> **BRIEF**: Go through the entries below and collect each line with the string "Owner" in it.
::::::
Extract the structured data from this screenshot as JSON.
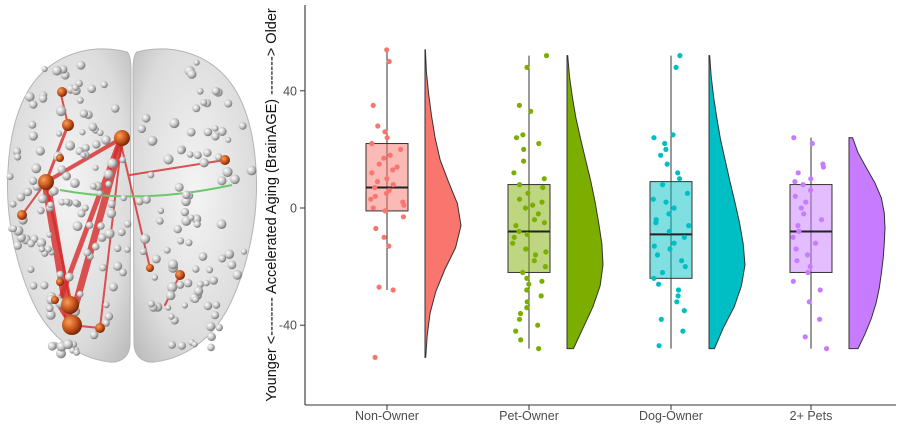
{
  "chart_data": {
    "type": "raincloud",
    "title": "",
    "xlabel": "",
    "ylabel": "Younger <-------- Accelerated Aging (BrainAGE) --------> Older",
    "ylim": [
      -66,
      70
    ],
    "yticks": [
      -40,
      0,
      40
    ],
    "categories": [
      "Non-Owner",
      "Pet-Owner",
      "Dog-Owner",
      "2+ Pets"
    ],
    "grid": false,
    "legend": "none",
    "series": [
      {
        "name": "Non-Owner",
        "color": "#F8766D",
        "box": {
          "min": -28,
          "q1": -1,
          "median": 7,
          "q3": 22,
          "max": 54
        },
        "density_range": [
          -51,
          54
        ],
        "density": [
          0.02,
          0.06,
          0.14,
          0.3,
          0.55,
          0.85,
          1.0,
          0.9,
          0.65,
          0.42,
          0.28,
          0.18,
          0.1,
          0.04,
          0.01
        ],
        "points": [
          54,
          50,
          35,
          28,
          26,
          24,
          22,
          20,
          18,
          17,
          15,
          14,
          13,
          12,
          10,
          9,
          8,
          7,
          6,
          5,
          4,
          3,
          2,
          1,
          0,
          -1,
          -3,
          -7,
          -10,
          -13,
          -28,
          -27,
          -51
        ]
      },
      {
        "name": "Pet-Owner",
        "color": "#7CAE00",
        "box": {
          "min": -48,
          "q1": -22,
          "median": -8,
          "q3": 8,
          "max": 52
        },
        "density_range": [
          -48,
          52
        ],
        "density": [
          0.18,
          0.45,
          0.72,
          0.92,
          1.0,
          0.97,
          0.88,
          0.78,
          0.66,
          0.52,
          0.38,
          0.25,
          0.15,
          0.07,
          0.02
        ],
        "points": [
          52,
          48,
          35,
          33,
          25,
          24,
          22,
          20,
          16,
          12,
          10,
          8,
          7,
          5,
          3,
          1,
          0,
          -2,
          -4,
          -6,
          -8,
          -9,
          -10,
          -12,
          -14,
          -16,
          -18,
          -20,
          -22,
          -24,
          -26,
          -28,
          -30,
          -32,
          -34,
          -36,
          -38,
          -40,
          -42,
          -45,
          -48,
          -25,
          -15,
          -5,
          2
        ]
      },
      {
        "name": "Dog-Owner",
        "color": "#00BFC4",
        "box": {
          "min": -48,
          "q1": -24,
          "median": -9,
          "q3": 9,
          "max": 52
        },
        "density_range": [
          -48,
          52
        ],
        "density": [
          0.15,
          0.4,
          0.7,
          0.9,
          1.0,
          0.95,
          0.85,
          0.72,
          0.58,
          0.45,
          0.32,
          0.22,
          0.13,
          0.06,
          0.02
        ],
        "points": [
          52,
          48,
          25,
          24,
          22,
          20,
          18,
          15,
          12,
          10,
          8,
          5,
          3,
          2,
          0,
          -2,
          -4,
          -6,
          -8,
          -10,
          -12,
          -14,
          -16,
          -18,
          -20,
          -22,
          -24,
          -26,
          -28,
          -30,
          -32,
          -35,
          -38,
          -42,
          -47,
          -13,
          -5
        ]
      },
      {
        "name": "2+ Pets",
        "color": "#C77CFF",
        "box": {
          "min": -48,
          "q1": -22,
          "median": -8,
          "q3": 8,
          "max": 24
        },
        "density_range": [
          -48,
          24
        ],
        "density": [
          0.25,
          0.45,
          0.62,
          0.75,
          0.84,
          0.9,
          0.95,
          0.98,
          1.0,
          0.98,
          0.9,
          0.72,
          0.48,
          0.25,
          0.1
        ],
        "points": [
          24,
          22,
          15,
          14,
          12,
          10,
          9,
          8,
          6,
          4,
          2,
          0,
          -2,
          -4,
          -6,
          -8,
          -10,
          -12,
          -14,
          -16,
          -18,
          -20,
          -22,
          -25,
          -28,
          -32,
          -38,
          -44,
          -48
        ]
      }
    ]
  },
  "brain_figure": {
    "description_icon": "brain-network-icon"
  }
}
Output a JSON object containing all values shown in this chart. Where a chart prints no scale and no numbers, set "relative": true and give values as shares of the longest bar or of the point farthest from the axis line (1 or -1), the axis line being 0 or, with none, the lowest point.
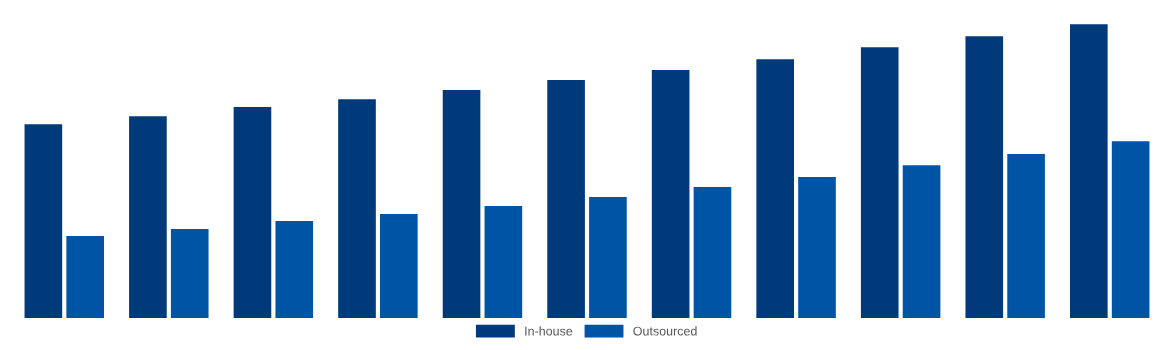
{
  "chart_data": {
    "type": "bar",
    "relative": true,
    "categories": [
      null,
      null,
      null,
      null,
      null,
      null,
      null,
      null,
      null,
      null,
      null
    ],
    "series": [
      {
        "name": "In-house",
        "color": "#003a7a",
        "values": [
          0.66,
          0.687,
          0.718,
          0.745,
          0.776,
          0.81,
          0.844,
          0.881,
          0.922,
          0.959,
          1
        ]
      },
      {
        "name": "Outsourced",
        "color": "#0054a6",
        "values": [
          0.279,
          0.303,
          0.33,
          0.354,
          0.381,
          0.412,
          0.446,
          0.48,
          0.52,
          0.558,
          0.602
        ]
      }
    ],
    "legend": "bottom",
    "grid": false
  }
}
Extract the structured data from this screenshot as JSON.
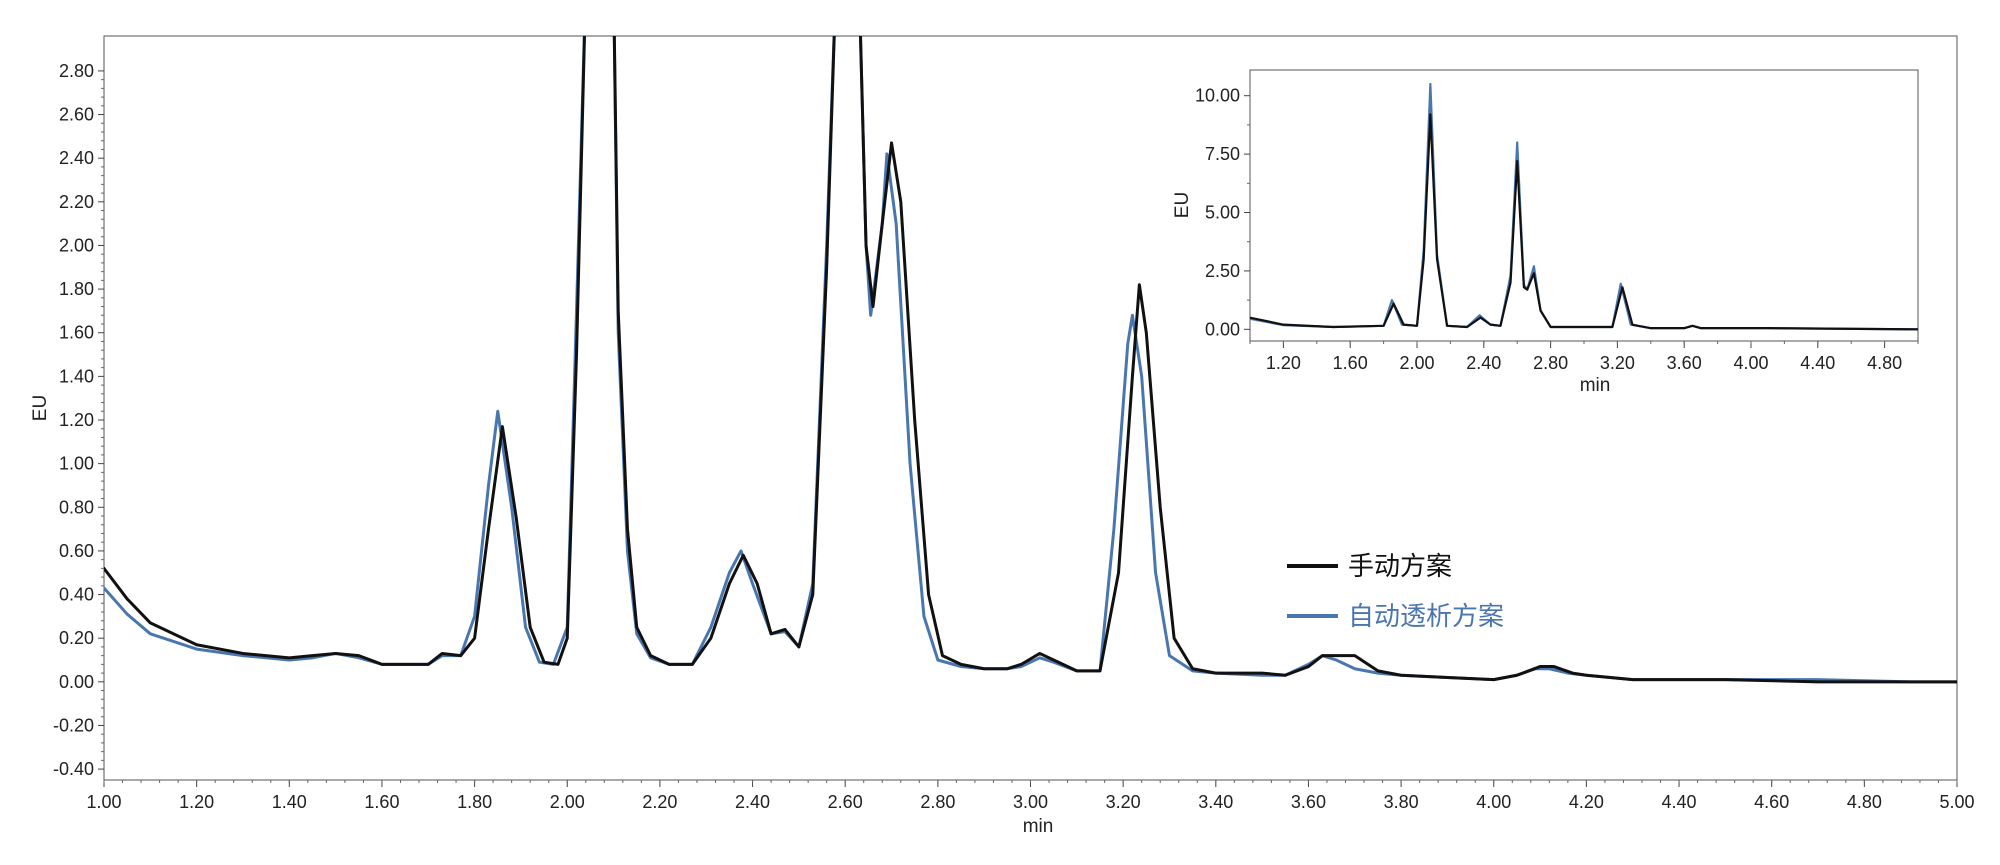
{
  "chart_data": [
    {
      "type": "line",
      "role": "main",
      "xlabel": "min",
      "ylabel": "EU",
      "xlim": [
        1.0,
        5.0
      ],
      "ylim": [
        -0.45,
        2.96
      ],
      "x_ticks": [
        "1.00",
        "1.20",
        "1.40",
        "1.60",
        "1.80",
        "2.00",
        "2.20",
        "2.40",
        "2.60",
        "2.80",
        "3.00",
        "3.20",
        "3.40",
        "3.60",
        "3.80",
        "4.00",
        "4.20",
        "4.40",
        "4.60",
        "4.80",
        "5.00"
      ],
      "y_ticks": [
        "-0.40",
        "-0.20",
        "0.00",
        "0.20",
        "0.40",
        "0.60",
        "0.80",
        "1.00",
        "1.20",
        "1.40",
        "1.60",
        "1.80",
        "2.00",
        "2.20",
        "2.40",
        "2.60",
        "2.80"
      ],
      "grid": false,
      "legend_position": "center-right",
      "series": [
        {
          "name": "手动方案",
          "color": "#111111",
          "x": [
            1.0,
            1.05,
            1.1,
            1.2,
            1.3,
            1.4,
            1.45,
            1.5,
            1.55,
            1.6,
            1.7,
            1.73,
            1.77,
            1.8,
            1.83,
            1.86,
            1.89,
            1.92,
            1.95,
            1.98,
            2.0,
            2.02,
            2.04,
            2.1,
            2.11,
            2.13,
            2.15,
            2.18,
            2.22,
            2.27,
            2.31,
            2.35,
            2.38,
            2.41,
            2.44,
            2.47,
            2.5,
            2.53,
            2.56,
            2.58,
            2.63,
            2.645,
            2.66,
            2.68,
            2.7,
            2.72,
            2.75,
            2.78,
            2.81,
            2.85,
            2.9,
            2.95,
            2.98,
            3.02,
            3.05,
            3.1,
            3.15,
            3.19,
            3.22,
            3.235,
            3.25,
            3.28,
            3.31,
            3.35,
            3.4,
            3.5,
            3.55,
            3.6,
            3.63,
            3.67,
            3.7,
            3.75,
            3.8,
            3.9,
            4.0,
            4.05,
            4.1,
            4.13,
            4.17,
            4.2,
            4.3,
            4.5,
            4.7,
            4.9,
            5.0
          ],
          "values": [
            0.52,
            0.38,
            0.27,
            0.17,
            0.13,
            0.11,
            0.12,
            0.13,
            0.12,
            0.08,
            0.08,
            0.13,
            0.12,
            0.2,
            0.7,
            1.17,
            0.75,
            0.25,
            0.09,
            0.08,
            0.2,
            1.5,
            3.2,
            3.2,
            1.7,
            0.7,
            0.25,
            0.12,
            0.08,
            0.08,
            0.2,
            0.45,
            0.58,
            0.45,
            0.22,
            0.24,
            0.16,
            0.4,
            1.9,
            3.2,
            3.2,
            2.0,
            1.72,
            2.1,
            2.47,
            2.2,
            1.2,
            0.4,
            0.12,
            0.08,
            0.06,
            0.06,
            0.08,
            0.13,
            0.1,
            0.05,
            0.05,
            0.5,
            1.4,
            1.82,
            1.6,
            0.8,
            0.2,
            0.06,
            0.04,
            0.04,
            0.03,
            0.07,
            0.12,
            0.12,
            0.12,
            0.05,
            0.03,
            0.02,
            0.01,
            0.03,
            0.07,
            0.07,
            0.04,
            0.03,
            0.01,
            0.01,
            0.0,
            0.0,
            0.0
          ]
        },
        {
          "name": "自动透析方案",
          "color": "#4a76b0",
          "x": [
            1.0,
            1.05,
            1.1,
            1.2,
            1.3,
            1.4,
            1.45,
            1.5,
            1.55,
            1.6,
            1.7,
            1.73,
            1.77,
            1.8,
            1.83,
            1.85,
            1.88,
            1.91,
            1.94,
            1.97,
            2.0,
            2.02,
            2.04,
            2.1,
            2.11,
            2.13,
            2.15,
            2.18,
            2.22,
            2.27,
            2.31,
            2.35,
            2.375,
            2.4,
            2.44,
            2.47,
            2.5,
            2.53,
            2.56,
            2.58,
            2.63,
            2.645,
            2.655,
            2.68,
            2.69,
            2.71,
            2.74,
            2.77,
            2.8,
            2.85,
            2.9,
            2.95,
            2.98,
            3.02,
            3.05,
            3.1,
            3.15,
            3.18,
            3.21,
            3.22,
            3.24,
            3.27,
            3.3,
            3.35,
            3.4,
            3.5,
            3.55,
            3.6,
            3.63,
            3.66,
            3.7,
            3.75,
            3.8,
            3.9,
            4.0,
            4.05,
            4.09,
            4.12,
            4.16,
            4.2,
            4.3,
            4.5,
            4.7,
            4.9,
            5.0
          ],
          "values": [
            0.43,
            0.31,
            0.22,
            0.15,
            0.12,
            0.1,
            0.11,
            0.13,
            0.11,
            0.08,
            0.08,
            0.12,
            0.12,
            0.3,
            0.9,
            1.24,
            0.8,
            0.25,
            0.09,
            0.08,
            0.25,
            1.7,
            3.2,
            3.2,
            1.6,
            0.6,
            0.22,
            0.11,
            0.08,
            0.08,
            0.25,
            0.5,
            0.6,
            0.45,
            0.22,
            0.23,
            0.16,
            0.45,
            2.0,
            3.2,
            3.2,
            2.0,
            1.68,
            2.1,
            2.42,
            2.1,
            1.0,
            0.3,
            0.1,
            0.07,
            0.06,
            0.06,
            0.07,
            0.11,
            0.09,
            0.05,
            0.05,
            0.7,
            1.55,
            1.68,
            1.4,
            0.5,
            0.12,
            0.05,
            0.04,
            0.03,
            0.03,
            0.08,
            0.12,
            0.1,
            0.06,
            0.04,
            0.03,
            0.02,
            0.01,
            0.03,
            0.06,
            0.06,
            0.04,
            0.03,
            0.01,
            0.01,
            0.01,
            0.0,
            0.0
          ]
        }
      ]
    },
    {
      "type": "line",
      "role": "inset",
      "xlabel": "min",
      "ylabel": "EU",
      "xlim": [
        1.0,
        5.0
      ],
      "ylim": [
        -0.5,
        11.1
      ],
      "x_ticks": [
        "1.20",
        "1.60",
        "2.00",
        "2.40",
        "2.80",
        "3.20",
        "3.60",
        "4.00",
        "4.40",
        "4.80"
      ],
      "y_ticks": [
        "0.00",
        "2.50",
        "5.00",
        "7.50",
        "10.00"
      ],
      "grid": false,
      "series": [
        {
          "name": "手动方案",
          "color": "#111111",
          "x": [
            1.0,
            1.2,
            1.5,
            1.8,
            1.86,
            1.92,
            2.0,
            2.04,
            2.08,
            2.12,
            2.18,
            2.3,
            2.38,
            2.44,
            2.5,
            2.56,
            2.6,
            2.64,
            2.66,
            2.7,
            2.74,
            2.8,
            3.0,
            3.17,
            3.23,
            3.29,
            3.4,
            3.6,
            3.65,
            3.7,
            4.1,
            5.0
          ],
          "values": [
            0.5,
            0.2,
            0.1,
            0.15,
            1.1,
            0.2,
            0.15,
            3.0,
            9.2,
            3.0,
            0.15,
            0.1,
            0.5,
            0.2,
            0.15,
            2.0,
            7.2,
            1.8,
            1.7,
            2.4,
            0.8,
            0.1,
            0.1,
            0.1,
            1.8,
            0.2,
            0.05,
            0.05,
            0.15,
            0.05,
            0.05,
            0.0
          ]
        },
        {
          "name": "自动透析方案",
          "color": "#4a76b0",
          "x": [
            1.0,
            1.2,
            1.5,
            1.8,
            1.85,
            1.91,
            2.0,
            2.04,
            2.08,
            2.12,
            2.18,
            2.3,
            2.375,
            2.44,
            2.5,
            2.56,
            2.6,
            2.64,
            2.66,
            2.7,
            2.74,
            2.8,
            3.0,
            3.17,
            3.22,
            3.28,
            3.4,
            3.6,
            3.65,
            3.7,
            4.1,
            5.0
          ],
          "values": [
            0.45,
            0.18,
            0.1,
            0.15,
            1.25,
            0.2,
            0.15,
            3.4,
            10.5,
            3.2,
            0.15,
            0.1,
            0.6,
            0.2,
            0.15,
            2.3,
            8.0,
            1.9,
            1.7,
            2.7,
            0.8,
            0.1,
            0.1,
            0.1,
            1.95,
            0.2,
            0.05,
            0.05,
            0.15,
            0.05,
            0.05,
            0.0
          ]
        }
      ]
    }
  ]
}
::::::
> **THE REPLY**:
      "Non-Owner",
      "Pet-Owner",
      "Dog-Owner",
        "name": "Non-Owner",
        "name": "Pet-Owner",
        "name": "Dog-Owner",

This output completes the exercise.